Could you quote every line of the records below verbatim, omitting the pictures?

## Element location listings
• • • • •

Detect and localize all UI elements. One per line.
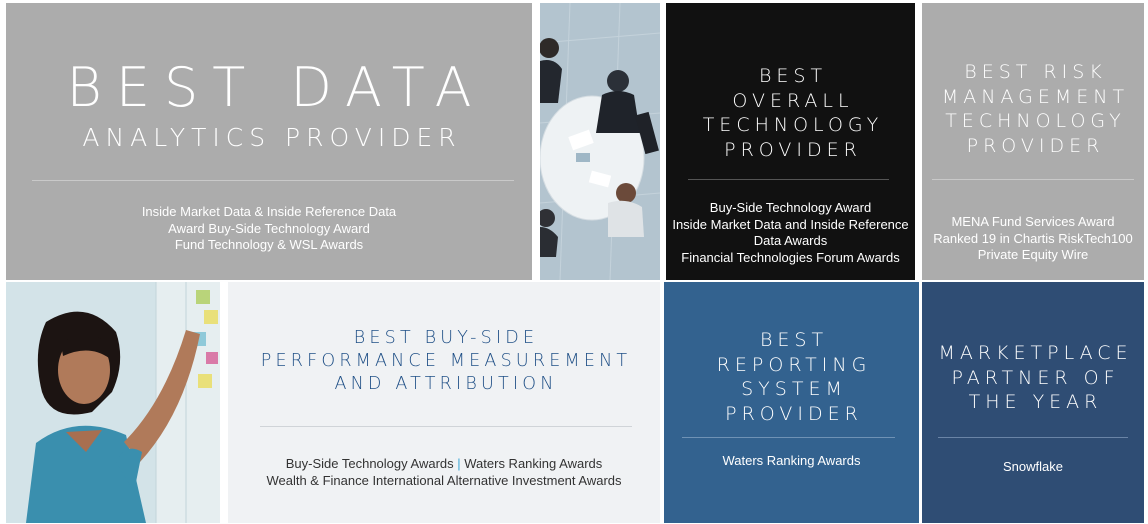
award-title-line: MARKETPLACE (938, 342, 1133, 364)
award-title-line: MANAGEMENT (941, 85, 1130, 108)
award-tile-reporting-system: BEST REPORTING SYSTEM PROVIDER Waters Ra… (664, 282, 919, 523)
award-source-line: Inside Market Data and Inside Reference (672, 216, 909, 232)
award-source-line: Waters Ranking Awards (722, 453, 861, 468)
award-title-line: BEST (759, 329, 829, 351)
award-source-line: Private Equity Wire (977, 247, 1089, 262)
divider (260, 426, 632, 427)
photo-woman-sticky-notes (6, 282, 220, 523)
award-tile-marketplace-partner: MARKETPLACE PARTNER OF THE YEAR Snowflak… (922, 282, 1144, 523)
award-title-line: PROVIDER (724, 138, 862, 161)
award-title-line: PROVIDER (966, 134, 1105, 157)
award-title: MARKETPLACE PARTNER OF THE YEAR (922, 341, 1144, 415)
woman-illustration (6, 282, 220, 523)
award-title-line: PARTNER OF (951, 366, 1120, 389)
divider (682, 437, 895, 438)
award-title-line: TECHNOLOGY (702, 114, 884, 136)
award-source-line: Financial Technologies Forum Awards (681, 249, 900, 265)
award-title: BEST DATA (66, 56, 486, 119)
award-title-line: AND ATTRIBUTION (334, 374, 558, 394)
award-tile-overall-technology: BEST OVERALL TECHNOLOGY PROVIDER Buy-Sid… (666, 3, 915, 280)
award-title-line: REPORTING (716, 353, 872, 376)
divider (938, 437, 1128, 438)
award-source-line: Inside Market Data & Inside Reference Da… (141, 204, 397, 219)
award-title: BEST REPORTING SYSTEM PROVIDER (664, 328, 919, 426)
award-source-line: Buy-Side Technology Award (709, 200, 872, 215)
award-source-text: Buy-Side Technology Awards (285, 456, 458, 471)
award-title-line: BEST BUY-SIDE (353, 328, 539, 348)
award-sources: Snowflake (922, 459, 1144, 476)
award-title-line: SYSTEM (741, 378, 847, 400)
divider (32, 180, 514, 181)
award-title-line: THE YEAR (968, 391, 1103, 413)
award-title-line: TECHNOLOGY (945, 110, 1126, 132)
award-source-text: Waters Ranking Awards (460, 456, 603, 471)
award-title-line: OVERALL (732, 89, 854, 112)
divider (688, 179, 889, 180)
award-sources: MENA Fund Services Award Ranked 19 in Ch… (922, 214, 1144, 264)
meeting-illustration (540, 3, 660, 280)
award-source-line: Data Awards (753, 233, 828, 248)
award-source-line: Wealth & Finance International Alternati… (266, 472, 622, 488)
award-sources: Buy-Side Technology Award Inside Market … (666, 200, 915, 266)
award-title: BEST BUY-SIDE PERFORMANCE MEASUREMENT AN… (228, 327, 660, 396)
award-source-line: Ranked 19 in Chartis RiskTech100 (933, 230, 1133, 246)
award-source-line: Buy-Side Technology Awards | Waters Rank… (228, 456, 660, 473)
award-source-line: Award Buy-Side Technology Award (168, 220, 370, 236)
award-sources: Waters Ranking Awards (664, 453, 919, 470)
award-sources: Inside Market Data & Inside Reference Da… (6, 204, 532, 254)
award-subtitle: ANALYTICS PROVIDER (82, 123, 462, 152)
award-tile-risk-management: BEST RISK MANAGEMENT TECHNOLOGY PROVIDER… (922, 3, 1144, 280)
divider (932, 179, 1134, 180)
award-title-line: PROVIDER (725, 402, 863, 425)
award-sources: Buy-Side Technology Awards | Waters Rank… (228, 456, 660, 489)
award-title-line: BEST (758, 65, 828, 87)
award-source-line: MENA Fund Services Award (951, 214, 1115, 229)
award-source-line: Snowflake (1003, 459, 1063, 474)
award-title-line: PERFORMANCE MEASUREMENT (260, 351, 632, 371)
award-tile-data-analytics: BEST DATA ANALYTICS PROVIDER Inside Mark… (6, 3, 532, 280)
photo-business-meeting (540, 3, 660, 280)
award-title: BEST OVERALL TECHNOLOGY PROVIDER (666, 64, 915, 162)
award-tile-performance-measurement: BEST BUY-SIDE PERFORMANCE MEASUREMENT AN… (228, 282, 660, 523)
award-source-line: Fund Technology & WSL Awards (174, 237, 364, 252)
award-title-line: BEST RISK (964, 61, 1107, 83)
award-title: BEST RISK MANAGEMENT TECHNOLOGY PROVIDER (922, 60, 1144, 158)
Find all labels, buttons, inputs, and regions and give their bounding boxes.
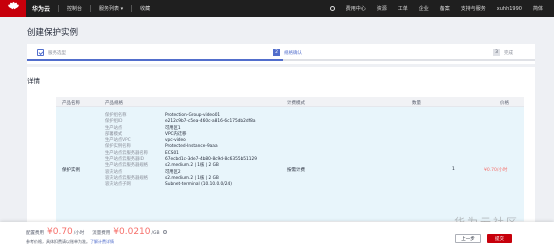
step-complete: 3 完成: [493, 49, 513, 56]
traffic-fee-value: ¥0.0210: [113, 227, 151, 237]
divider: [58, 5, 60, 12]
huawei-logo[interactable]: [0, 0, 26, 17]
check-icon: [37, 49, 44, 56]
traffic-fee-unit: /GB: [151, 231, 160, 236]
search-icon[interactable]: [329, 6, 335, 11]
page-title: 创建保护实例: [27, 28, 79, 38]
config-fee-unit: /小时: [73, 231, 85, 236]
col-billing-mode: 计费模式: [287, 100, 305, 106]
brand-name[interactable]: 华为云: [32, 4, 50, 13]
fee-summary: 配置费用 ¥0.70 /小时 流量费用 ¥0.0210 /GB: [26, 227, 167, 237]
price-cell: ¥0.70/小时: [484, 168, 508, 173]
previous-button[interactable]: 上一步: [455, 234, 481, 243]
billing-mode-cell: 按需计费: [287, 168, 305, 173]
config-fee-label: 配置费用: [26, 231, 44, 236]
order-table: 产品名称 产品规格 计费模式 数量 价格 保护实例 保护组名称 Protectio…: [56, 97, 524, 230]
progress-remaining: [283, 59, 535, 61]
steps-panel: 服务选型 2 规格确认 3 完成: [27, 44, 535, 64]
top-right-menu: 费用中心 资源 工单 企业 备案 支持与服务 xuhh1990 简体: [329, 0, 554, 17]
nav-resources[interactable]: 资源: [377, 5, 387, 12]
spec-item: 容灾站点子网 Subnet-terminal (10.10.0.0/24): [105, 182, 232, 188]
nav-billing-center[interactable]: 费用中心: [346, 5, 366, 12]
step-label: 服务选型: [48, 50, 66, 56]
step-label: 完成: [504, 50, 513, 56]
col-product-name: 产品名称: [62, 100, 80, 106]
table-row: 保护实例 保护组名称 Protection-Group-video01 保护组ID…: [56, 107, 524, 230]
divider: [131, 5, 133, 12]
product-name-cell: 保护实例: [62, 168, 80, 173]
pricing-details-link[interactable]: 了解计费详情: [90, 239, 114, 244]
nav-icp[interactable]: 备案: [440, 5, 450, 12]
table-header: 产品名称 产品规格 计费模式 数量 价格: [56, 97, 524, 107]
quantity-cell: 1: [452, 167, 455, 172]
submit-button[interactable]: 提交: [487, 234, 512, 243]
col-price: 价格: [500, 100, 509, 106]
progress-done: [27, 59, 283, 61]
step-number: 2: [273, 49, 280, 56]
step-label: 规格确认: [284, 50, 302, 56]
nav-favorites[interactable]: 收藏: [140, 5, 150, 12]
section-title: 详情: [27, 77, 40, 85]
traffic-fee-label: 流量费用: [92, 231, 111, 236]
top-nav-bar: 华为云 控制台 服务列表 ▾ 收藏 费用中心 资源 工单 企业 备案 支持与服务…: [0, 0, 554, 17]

• • • • •

## RESULT
Detect and localize all UI elements. One per line.
award-title-line: MARKETPLACE (938, 342, 1133, 364)
award-title-line: MANAGEMENT (941, 85, 1130, 108)
award-tile-reporting-system: BEST REPORTING SYSTEM PROVIDER Waters Ra… (664, 282, 919, 523)
award-source-line: Inside Market Data and Inside Reference (672, 216, 909, 232)
award-source-line: Waters Ranking Awards (722, 453, 861, 468)
award-title-line: BEST (759, 329, 829, 351)
award-source-line: Private Equity Wire (977, 247, 1089, 262)
divider (260, 426, 632, 427)
photo-woman-sticky-notes (6, 282, 220, 523)
award-tile-marketplace-partner: MARKETPLACE PARTNER OF THE YEAR Snowflak… (922, 282, 1144, 523)
award-title-line: PROVIDER (724, 138, 862, 161)
award-title-line: PROVIDER (966, 134, 1105, 157)
award-title: MARKETPLACE PARTNER OF THE YEAR (922, 341, 1144, 415)
woman-illustration (6, 282, 220, 523)
award-title-line: PARTNER OF (951, 366, 1120, 389)
divider (682, 437, 895, 438)
award-title-line: TECHNOLOGY (702, 114, 884, 136)
award-source-line: Financial Technologies Forum Awards (681, 249, 900, 265)
award-title: BEST DATA (66, 56, 486, 119)
award-title-line: AND ATTRIBUTION (334, 374, 558, 394)
award-tile-overall-technology: BEST OVERALL TECHNOLOGY PROVIDER Buy-Sid… (666, 3, 915, 280)
award-title-line: REPORTING (716, 353, 872, 376)
divider (938, 437, 1128, 438)
award-source-line: Inside Market Data & Inside Reference Da… (141, 204, 397, 219)
award-title: BEST REPORTING SYSTEM PROVIDER (664, 328, 919, 426)
award-source-line: Buy-Side Technology Award (709, 200, 872, 215)
award-source-text: Buy-Side Technology Awards (285, 456, 458, 471)
award-title-line: BEST BUY-SIDE (353, 328, 539, 348)
award-sources: Snowflake (922, 459, 1144, 476)
award-title-line: SYSTEM (741, 378, 847, 400)
divider (32, 180, 514, 181)
award-title-line: THE YEAR (968, 391, 1103, 413)
award-title-line: TECHNOLOGY (945, 110, 1126, 132)
award-source-text: Waters Ranking Awards (460, 456, 603, 471)
award-title-line: OVERALL (732, 89, 854, 112)
divider (688, 179, 889, 180)
award-sources: MENA Fund Services Award Ranked 19 in Ch… (922, 214, 1144, 264)
meeting-illustration (540, 3, 660, 280)
award-source-line: Data Awards (753, 233, 828, 248)
award-source-line: Wealth & Finance International Alternati… (266, 472, 622, 488)
award-sources: Buy-Side Technology Award Inside Market … (666, 200, 915, 266)
award-title: BEST BUY-SIDE PERFORMANCE MEASUREMENT AN… (228, 327, 660, 396)
award-source-line: Ranked 19 in Chartis RiskTech100 (933, 230, 1133, 246)
award-source-line: Buy-Side Technology Awards | Waters Rank… (228, 456, 660, 473)
award-source-line: Award Buy-Side Technology Award (168, 220, 370, 236)
award-sources: Waters Ranking Awards (664, 453, 919, 470)
award-sources: Inside Market Data & Inside Reference Da… (6, 204, 532, 254)
award-subtitle: ANALYTICS PROVIDER (82, 123, 462, 152)
award-tile-risk-management: BEST RISK MANAGEMENT TECHNOLOGY PROVIDER… (922, 3, 1144, 280)
divider (932, 179, 1134, 180)
award-title-line: PROVIDER (725, 402, 863, 425)
award-sources: Buy-Side Technology Awards | Waters Rank… (228, 456, 660, 489)
award-title-line: BEST (758, 65, 828, 87)
award-source-line: MENA Fund Services Award (951, 214, 1115, 229)
award-source-line: Snowflake (1003, 459, 1063, 474)
award-title-line: PERFORMANCE MEASUREMENT (260, 351, 632, 371)
award-tile-data-analytics: BEST DATA ANALYTICS PROVIDER Inside Mark… (6, 3, 532, 280)
photo-business-meeting (540, 3, 660, 280)
award-title: BEST OVERALL TECHNOLOGY PROVIDER (666, 64, 915, 162)
award-tile-performance-measurement: BEST BUY-SIDE PERFORMANCE MEASUREMENT AN… (228, 282, 660, 523)
award-source-line: Fund Technology & WSL Awards (174, 237, 364, 252)
award-title-line: BEST RISK (964, 61, 1107, 83)
award-title: BEST RISK MANAGEMENT TECHNOLOGY PROVIDER (922, 60, 1144, 158)
Find all labels, buttons, inputs, and regions and give their bounding boxes.
step-complete: 3 完成: [493, 49, 513, 56]
traffic-fee-value: ¥0.0210: [113, 227, 151, 237]
divider: [58, 5, 60, 12]
huawei-logo[interactable]: [0, 0, 26, 17]
check-icon: [37, 49, 44, 56]
traffic-fee-unit: /GB: [151, 231, 160, 236]
search-icon[interactable]: [329, 6, 335, 11]
page-title: 创建保护实例: [27, 28, 79, 38]
config-fee-unit: /小时: [73, 231, 85, 236]
col-billing-mode: 计费模式: [287, 100, 305, 106]
brand-name[interactable]: 华为云: [32, 4, 50, 13]
fee-summary: 配置费用 ¥0.70 /小时 流量费用 ¥0.0210 /GB: [26, 227, 167, 237]
price-cell: ¥0.70/小时: [484, 168, 508, 173]
previous-button[interactable]: 上一步: [455, 234, 481, 243]
billing-mode-cell: 按需计费: [287, 168, 305, 173]
config-fee-label: 配置费用: [26, 231, 44, 236]
order-table: 产品名称 产品规格 计费模式 数量 价格 保护实例 保护组名称 Protectio…: [56, 97, 524, 230]
progress-remaining: [283, 59, 535, 61]
steps-panel: 服务选型 2 规格确认 3 完成: [27, 44, 535, 64]
top-right-menu: 费用中心 资源 工单 企业 备案 支持与服务 xuhh1990 简体: [329, 0, 554, 17]
nav-resources[interactable]: 资源: [377, 5, 387, 12]
spec-item: 容灾站点子网 Subnet-terminal (10.10.0.0/24): [105, 182, 232, 188]
nav-billing-center[interactable]: 费用中心: [346, 5, 366, 12]
step-label: 服务选型: [48, 50, 66, 56]
step-label: 完成: [504, 50, 513, 56]
col-product-name: 产品名称: [62, 100, 80, 106]
table-row: 保护实例 保护组名称 Protection-Group-video01 保护组ID…: [56, 107, 524, 230]
divider: [131, 5, 133, 12]
product-name-cell: 保护实例: [62, 168, 80, 173]
pricing-details-link[interactable]: 了解计费详情: [90, 239, 114, 244]
nav-icp[interactable]: 备案: [440, 5, 450, 12]
table-header: 产品名称 产品规格 计费模式 数量 价格: [56, 97, 524, 107]
quantity-cell: 1: [452, 167, 455, 172]
submit-button[interactable]: 提交: [487, 234, 512, 243]
col-price: 价格: [500, 100, 509, 106]
progress-done: [27, 59, 283, 61]
step-number: 2: [273, 49, 280, 56]
step-label: 规格确认: [284, 50, 302, 56]
nav-favorites[interactable]: 收藏: [140, 5, 150, 12]
section-title: 详情: [27, 77, 40, 85]
traffic-fee-label: 流量费用: [92, 231, 111, 236]
top-nav-bar: 华为云 控制台 服务列表 ▾ 收藏 费用中心 资源 工单 企业 备案 支持与服务…: [0, 0, 554, 17]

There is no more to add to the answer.